:: Records shown

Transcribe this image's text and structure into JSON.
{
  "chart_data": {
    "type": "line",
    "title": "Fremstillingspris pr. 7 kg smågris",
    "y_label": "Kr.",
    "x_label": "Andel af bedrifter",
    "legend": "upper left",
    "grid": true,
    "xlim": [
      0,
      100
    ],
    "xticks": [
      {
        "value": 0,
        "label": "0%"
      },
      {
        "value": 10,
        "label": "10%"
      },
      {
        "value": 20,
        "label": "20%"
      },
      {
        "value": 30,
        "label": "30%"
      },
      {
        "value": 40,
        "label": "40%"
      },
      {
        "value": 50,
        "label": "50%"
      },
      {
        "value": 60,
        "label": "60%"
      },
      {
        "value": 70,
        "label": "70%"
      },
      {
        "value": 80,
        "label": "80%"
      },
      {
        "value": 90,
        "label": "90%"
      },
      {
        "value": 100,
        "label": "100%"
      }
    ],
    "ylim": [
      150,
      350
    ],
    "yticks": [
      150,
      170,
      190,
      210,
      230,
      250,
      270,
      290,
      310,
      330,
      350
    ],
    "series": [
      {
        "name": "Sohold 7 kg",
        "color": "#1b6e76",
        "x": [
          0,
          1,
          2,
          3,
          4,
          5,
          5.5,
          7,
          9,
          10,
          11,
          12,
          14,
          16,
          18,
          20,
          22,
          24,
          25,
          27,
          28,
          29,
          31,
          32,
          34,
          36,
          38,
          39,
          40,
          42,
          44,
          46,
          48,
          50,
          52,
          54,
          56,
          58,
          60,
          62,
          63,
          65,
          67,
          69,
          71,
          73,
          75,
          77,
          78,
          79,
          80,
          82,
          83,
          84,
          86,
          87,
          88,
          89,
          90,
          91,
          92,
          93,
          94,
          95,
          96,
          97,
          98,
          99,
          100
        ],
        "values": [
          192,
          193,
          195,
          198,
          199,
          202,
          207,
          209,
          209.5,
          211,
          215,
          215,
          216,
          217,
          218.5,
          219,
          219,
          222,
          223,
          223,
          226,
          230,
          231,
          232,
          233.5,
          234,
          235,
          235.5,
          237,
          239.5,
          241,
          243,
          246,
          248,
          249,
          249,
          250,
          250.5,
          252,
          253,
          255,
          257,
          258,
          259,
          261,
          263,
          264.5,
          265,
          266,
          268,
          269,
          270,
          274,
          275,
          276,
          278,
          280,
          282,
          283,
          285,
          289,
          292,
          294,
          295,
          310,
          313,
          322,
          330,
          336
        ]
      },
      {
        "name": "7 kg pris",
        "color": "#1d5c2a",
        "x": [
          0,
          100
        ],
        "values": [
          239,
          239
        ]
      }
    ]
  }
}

::::

-- Given exercise --
Transcribe the material above word for word.

-- Output for this exercise --
Transcribe this image's text and structure into JSON.
{
  "chart_data": {
    "type": "line",
    "title": "Fremstillingspris pr. 7 kg smågris",
    "y_label": "Kr.",
    "x_label": "Andel af bedrifter",
    "legend": "upper left",
    "grid": true,
    "xlim": [
      0,
      100
    ],
    "xticks": [
      {
        "value": 0,
        "label": "0%"
      },
      {
        "value": 10,
        "label": "10%"
      },
      {
        "value": 20,
        "label": "20%"
      },
      {
        "value": 30,
        "label": "30%"
      },
      {
        "value": 40,
        "label": "40%"
      },
      {
        "value": 50,
        "label": "50%"
      },
      {
        "value": 60,
        "label": "60%"
      },
      {
        "value": 70,
        "label": "70%"
      },
      {
        "value": 80,
        "label": "80%"
      },
      {
        "value": 90,
        "label": "90%"
      },
      {
        "value": 100,
        "label": "100%"
      }
    ],
    "ylim": [
      150,
      350
    ],
    "yticks": [
      150,
      170,
      190,
      210,
      230,
      250,
      270,
      290,
      310,
      330,
      350
    ],
    "series": [
      {
        "name": "Sohold 7 kg",
        "color": "#1b6e76",
        "x": [
          0,
          1,
          2,
          3,
          4,
          5,
          5.5,
          7,
          9,
          10,
          11,
          12,
          14,
          16,
          18,
          20,
          22,
          24,
          25,
          27,
          28,
          29,
          31,
          32,
          34,
          36,
          38,
          39,
          40,
          42,
          44,
          46,
          48,
          50,
          52,
          54,
          56,
          58,
          60,
          62,
          63,
          65,
          67,
          69,
          71,
          73,
          75,
          77,
          78,
          79,
          80,
          82,
          83,
          84,
          86,
          87,
          88,
          89,
          90,
          91,
          92,
          93,
          94,
          95,
          96,
          97,
          98,
          99,
          100
        ],
        "values": [
          192,
          193,
          195,
          198,
          199,
          202,
          207,
          209,
          209.5,
          211,
          215,
          215,
          216,
          217,
          218.5,
          219,
          219,
          222,
          223,
          223,
          226,
          230,
          231,
          232,
          233.5,
          234,
          235,
          235.5,
          237,
          239.5,
          241,
          243,
          246,
          248,
          249,
          249,
          250,
          250.5,
          252,
          253,
          255,
          257,
          258,
          259,
          261,
          263,
          264.5,
          265,
          266,
          268,
          269,
          270,
          274,
          275,
          276,
          278,
          280,
          282,
          283,
          285,
          289,
          292,
          294,
          295,
          310,
          313,
          322,
          330,
          336
        ]
      },
      {
        "name": "7 kg pris",
        "color": "#1d5c2a",
        "x": [
          0,
          100
        ],
        "values": [
          239,
          239
        ]
      }
    ]
  }
}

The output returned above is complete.